Search the material below for the word "приходится" and copy every line in which it occurs.

### Exercise materials ###

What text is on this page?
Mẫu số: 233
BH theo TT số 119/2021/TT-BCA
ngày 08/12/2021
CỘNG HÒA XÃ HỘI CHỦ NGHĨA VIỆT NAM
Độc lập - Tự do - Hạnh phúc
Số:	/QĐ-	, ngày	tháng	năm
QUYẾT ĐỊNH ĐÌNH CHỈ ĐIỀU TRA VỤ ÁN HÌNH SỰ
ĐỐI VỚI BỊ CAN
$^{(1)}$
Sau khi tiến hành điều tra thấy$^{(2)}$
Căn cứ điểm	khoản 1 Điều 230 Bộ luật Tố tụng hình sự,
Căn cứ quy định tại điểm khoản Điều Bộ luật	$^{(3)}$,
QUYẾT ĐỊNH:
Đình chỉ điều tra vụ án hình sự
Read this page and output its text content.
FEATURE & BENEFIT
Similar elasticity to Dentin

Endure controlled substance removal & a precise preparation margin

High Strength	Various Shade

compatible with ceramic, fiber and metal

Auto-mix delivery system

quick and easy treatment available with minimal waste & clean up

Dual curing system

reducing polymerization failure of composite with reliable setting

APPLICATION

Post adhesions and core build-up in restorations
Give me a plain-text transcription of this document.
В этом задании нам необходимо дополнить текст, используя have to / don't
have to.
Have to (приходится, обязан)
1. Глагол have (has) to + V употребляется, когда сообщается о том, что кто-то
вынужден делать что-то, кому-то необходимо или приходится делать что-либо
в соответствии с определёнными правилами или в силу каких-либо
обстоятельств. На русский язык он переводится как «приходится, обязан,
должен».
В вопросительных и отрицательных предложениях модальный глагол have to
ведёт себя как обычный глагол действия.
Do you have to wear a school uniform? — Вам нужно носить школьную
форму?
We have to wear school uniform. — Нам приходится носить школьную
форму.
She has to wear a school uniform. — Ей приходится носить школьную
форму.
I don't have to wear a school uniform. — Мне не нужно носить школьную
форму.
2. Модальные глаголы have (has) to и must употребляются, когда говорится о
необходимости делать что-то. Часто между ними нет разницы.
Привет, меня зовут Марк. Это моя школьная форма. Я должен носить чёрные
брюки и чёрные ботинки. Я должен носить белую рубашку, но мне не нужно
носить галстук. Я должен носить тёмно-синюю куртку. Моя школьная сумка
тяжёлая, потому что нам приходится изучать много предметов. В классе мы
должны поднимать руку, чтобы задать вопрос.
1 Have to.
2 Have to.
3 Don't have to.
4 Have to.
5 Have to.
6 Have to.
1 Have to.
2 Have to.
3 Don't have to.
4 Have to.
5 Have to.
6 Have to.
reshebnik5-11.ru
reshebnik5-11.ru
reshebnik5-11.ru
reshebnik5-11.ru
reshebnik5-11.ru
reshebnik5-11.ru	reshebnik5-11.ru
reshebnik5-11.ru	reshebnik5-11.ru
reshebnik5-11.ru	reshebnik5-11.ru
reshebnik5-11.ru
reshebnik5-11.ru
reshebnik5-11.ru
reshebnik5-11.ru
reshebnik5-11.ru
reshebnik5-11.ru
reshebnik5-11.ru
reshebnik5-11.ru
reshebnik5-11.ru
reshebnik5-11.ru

###

▸ Solution below
Have to (приходится, обязан)
вынужден делать что-то, кому-то необходимо или приходится делать что-либо
обстоятельств. На русский язык он переводится как «приходится, обязан,
We have to wear school uniform. — Нам приходится носить школьную
She has to wear a school uniform. — Ей приходится носить школьную
тяжёлая, потому что нам приходится изучать много предметов. В классе мы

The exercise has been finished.